Collected data entries
↓↓↓

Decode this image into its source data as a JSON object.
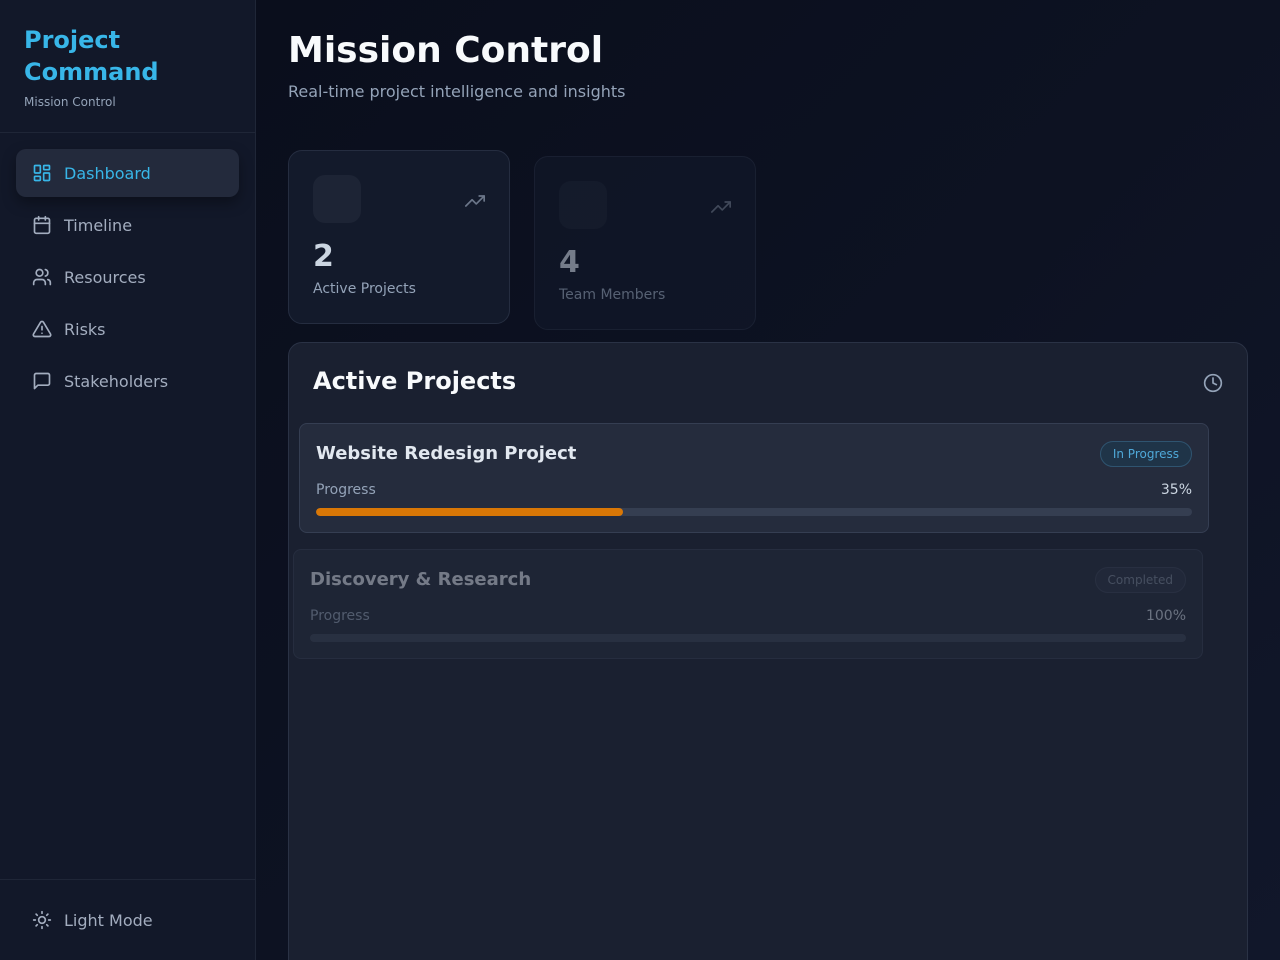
{
  "sidebar": {
    "brand": {
      "title": "Project Command",
      "subtitle": "Mission Control"
    },
    "items": [
      {
        "label": "Dashboard",
        "icon": "dashboard-icon",
        "active": true
      },
      {
        "label": "Timeline",
        "icon": "calendar-icon",
        "active": false
      },
      {
        "label": "Resources",
        "icon": "users-icon",
        "active": false
      },
      {
        "label": "Risks",
        "icon": "warning-icon",
        "active": false
      },
      {
        "label": "Stakeholders",
        "icon": "message-icon",
        "active": false
      }
    ],
    "footer": {
      "label": "Light Mode",
      "icon": "sun-icon"
    }
  },
  "header": {
    "title": "Mission Control",
    "subtitle": "Real-time project intelligence and insights"
  },
  "stats": [
    {
      "value": "2",
      "label": "Active Projects",
      "icon": "trend-up-icon"
    },
    {
      "value": "4",
      "label": "Team Members",
      "icon": "trend-up-icon"
    }
  ],
  "active_projects": {
    "title": "Active Projects",
    "icon": "clock-icon",
    "progress_label": "Progress",
    "projects": [
      {
        "name": "Website Redesign Project",
        "status": "In Progress",
        "progress_text": "35%",
        "progress": 0.35,
        "fill_color": "#d97706"
      },
      {
        "name": "Discovery & Research",
        "status": "Completed",
        "progress_text": "100%",
        "progress": 1.0,
        "fill_color": "#3b4456"
      }
    ]
  },
  "colors": {
    "accent": "#38b6e8",
    "background": "#0b0f1e",
    "progress_orange": "#d97706"
  }
}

↑↑↑

Written exercise: Your task is to reproduce all of the material exactly. The pictures stay out.

Result of the exercise:
Decode this image into its source data as a JSON object.
{
  "sidebar": {
    "brand": {
      "title": "Project Command",
      "subtitle": "Mission Control"
    },
    "items": [
      {
        "label": "Dashboard",
        "icon": "dashboard-icon",
        "active": true
      },
      {
        "label": "Timeline",
        "icon": "calendar-icon",
        "active": false
      },
      {
        "label": "Resources",
        "icon": "users-icon",
        "active": false
      },
      {
        "label": "Risks",
        "icon": "warning-icon",
        "active": false
      },
      {
        "label": "Stakeholders",
        "icon": "message-icon",
        "active": false
      }
    ],
    "footer": {
      "label": "Light Mode",
      "icon": "sun-icon"
    }
  },
  "header": {
    "title": "Mission Control",
    "subtitle": "Real-time project intelligence and insights"
  },
  "stats": [
    {
      "value": "2",
      "label": "Active Projects",
      "icon": "trend-up-icon"
    },
    {
      "value": "4",
      "label": "Team Members",
      "icon": "trend-up-icon"
    }
  ],
  "active_projects": {
    "title": "Active Projects",
    "icon": "clock-icon",
    "progress_label": "Progress",
    "projects": [
      {
        "name": "Website Redesign Project",
        "status": "In Progress",
        "progress_text": "35%",
        "progress": 0.35,
        "fill_color": "#d97706"
      },
      {
        "name": "Discovery & Research",
        "status": "Completed",
        "progress_text": "100%",
        "progress": 1.0,
        "fill_color": "#3b4456"
      }
    ]
  },
  "colors": {
    "accent": "#38b6e8",
    "background": "#0b0f1e",
    "progress_orange": "#d97706"
  }
}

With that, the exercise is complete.